# INPUT DATA:
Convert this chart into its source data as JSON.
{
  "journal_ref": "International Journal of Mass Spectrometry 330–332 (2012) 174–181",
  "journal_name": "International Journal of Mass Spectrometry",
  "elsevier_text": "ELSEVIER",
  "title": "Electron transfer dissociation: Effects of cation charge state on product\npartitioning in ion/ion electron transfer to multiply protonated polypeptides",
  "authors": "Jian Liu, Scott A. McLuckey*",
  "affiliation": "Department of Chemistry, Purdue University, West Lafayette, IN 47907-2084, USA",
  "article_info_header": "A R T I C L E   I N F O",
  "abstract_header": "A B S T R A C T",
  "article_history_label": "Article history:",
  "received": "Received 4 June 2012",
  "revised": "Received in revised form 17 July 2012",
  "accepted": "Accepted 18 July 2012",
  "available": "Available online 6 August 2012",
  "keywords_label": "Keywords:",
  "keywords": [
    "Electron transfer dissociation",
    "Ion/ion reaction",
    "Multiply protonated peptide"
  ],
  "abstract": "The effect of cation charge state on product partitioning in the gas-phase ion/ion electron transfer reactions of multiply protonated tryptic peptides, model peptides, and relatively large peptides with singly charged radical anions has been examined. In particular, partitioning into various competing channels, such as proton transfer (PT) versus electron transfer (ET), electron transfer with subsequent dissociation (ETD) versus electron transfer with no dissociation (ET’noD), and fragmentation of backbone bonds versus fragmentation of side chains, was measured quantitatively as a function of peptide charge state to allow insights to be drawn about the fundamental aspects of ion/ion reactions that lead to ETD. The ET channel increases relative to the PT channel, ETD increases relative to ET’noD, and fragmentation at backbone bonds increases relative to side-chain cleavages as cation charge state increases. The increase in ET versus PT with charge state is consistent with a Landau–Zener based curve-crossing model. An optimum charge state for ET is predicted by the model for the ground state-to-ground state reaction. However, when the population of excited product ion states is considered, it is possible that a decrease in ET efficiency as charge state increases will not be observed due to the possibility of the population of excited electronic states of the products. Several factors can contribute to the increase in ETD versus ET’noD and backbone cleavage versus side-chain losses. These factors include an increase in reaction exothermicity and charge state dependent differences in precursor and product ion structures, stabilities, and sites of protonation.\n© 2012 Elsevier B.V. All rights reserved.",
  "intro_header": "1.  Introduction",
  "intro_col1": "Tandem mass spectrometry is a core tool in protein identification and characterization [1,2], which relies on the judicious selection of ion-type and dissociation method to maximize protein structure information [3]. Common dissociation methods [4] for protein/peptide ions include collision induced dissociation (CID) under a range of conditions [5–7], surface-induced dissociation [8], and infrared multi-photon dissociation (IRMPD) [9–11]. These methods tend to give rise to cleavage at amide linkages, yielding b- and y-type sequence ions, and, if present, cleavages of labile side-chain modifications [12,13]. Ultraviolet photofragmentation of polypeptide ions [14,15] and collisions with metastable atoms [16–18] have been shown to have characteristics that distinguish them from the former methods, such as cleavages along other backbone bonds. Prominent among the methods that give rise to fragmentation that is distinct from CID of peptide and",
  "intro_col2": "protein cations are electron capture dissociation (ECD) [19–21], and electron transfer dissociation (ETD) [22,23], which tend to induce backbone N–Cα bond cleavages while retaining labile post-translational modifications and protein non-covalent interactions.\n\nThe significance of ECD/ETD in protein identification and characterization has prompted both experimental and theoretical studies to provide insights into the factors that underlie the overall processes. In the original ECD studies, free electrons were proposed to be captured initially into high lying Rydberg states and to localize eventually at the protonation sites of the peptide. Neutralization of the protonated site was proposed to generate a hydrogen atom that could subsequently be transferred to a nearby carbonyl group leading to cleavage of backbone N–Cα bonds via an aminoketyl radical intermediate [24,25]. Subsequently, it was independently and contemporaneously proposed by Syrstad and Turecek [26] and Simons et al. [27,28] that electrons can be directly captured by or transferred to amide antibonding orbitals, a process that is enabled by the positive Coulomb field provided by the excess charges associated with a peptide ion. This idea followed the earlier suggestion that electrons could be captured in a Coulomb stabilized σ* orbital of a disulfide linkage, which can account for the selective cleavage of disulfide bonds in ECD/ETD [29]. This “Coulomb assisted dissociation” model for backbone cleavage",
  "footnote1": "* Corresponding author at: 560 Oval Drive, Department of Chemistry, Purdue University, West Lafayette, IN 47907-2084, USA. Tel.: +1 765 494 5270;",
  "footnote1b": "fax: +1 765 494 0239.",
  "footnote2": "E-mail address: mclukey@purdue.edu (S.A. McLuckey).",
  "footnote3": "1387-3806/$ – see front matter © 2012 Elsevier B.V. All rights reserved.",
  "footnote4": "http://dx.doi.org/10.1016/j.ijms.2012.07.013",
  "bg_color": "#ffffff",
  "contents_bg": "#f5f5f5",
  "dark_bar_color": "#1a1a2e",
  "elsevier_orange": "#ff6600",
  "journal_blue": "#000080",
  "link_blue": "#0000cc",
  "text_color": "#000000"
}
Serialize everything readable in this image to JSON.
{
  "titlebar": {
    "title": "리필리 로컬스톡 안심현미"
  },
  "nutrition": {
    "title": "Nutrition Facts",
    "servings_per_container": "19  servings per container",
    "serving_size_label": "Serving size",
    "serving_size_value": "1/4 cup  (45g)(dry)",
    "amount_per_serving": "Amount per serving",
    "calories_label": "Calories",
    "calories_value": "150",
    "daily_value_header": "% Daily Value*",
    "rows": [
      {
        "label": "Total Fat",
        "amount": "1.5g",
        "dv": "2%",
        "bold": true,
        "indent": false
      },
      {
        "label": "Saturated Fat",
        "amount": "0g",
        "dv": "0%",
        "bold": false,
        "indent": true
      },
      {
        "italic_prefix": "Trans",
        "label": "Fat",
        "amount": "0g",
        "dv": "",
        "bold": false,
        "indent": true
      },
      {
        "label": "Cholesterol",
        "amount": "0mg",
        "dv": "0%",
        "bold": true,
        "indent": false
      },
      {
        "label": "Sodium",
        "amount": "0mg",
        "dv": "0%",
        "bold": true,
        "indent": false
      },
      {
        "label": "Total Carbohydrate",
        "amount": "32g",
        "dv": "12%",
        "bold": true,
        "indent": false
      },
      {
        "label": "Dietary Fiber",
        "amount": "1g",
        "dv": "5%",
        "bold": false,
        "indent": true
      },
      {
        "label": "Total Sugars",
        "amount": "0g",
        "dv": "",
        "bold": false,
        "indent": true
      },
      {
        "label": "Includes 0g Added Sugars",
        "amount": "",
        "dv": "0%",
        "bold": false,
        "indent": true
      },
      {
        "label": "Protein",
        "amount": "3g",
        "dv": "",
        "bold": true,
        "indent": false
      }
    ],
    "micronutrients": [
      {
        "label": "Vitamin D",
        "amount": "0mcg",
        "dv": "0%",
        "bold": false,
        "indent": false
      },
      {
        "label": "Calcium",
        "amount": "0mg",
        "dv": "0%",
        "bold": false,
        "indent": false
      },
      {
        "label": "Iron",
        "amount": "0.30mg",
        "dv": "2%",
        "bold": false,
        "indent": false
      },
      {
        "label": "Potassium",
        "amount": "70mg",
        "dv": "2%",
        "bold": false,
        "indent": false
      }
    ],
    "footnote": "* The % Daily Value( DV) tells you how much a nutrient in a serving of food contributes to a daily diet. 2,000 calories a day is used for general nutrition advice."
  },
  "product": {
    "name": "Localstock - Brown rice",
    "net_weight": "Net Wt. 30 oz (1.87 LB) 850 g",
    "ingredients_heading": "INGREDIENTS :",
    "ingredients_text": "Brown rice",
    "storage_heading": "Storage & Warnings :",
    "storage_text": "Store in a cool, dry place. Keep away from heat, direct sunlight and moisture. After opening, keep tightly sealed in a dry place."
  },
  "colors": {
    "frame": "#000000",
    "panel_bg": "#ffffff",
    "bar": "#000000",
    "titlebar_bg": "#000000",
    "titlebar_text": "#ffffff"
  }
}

# PROBLEM DESCRIPTION:
Scan the data above and copy each line containing the word "Chemistry".

# WRITTEN RESPONSE:
  "affiliation": "Department of Chemistry, Purdue University, West Lafayette, IN 47907-2084, USA",
  "footnote1": "* Corresponding author at: 560 Oval Drive, Department of Chemistry, Purdue University, West Lafayette, IN 47907-2084, USA. Tel.: +1 765 494 5270;",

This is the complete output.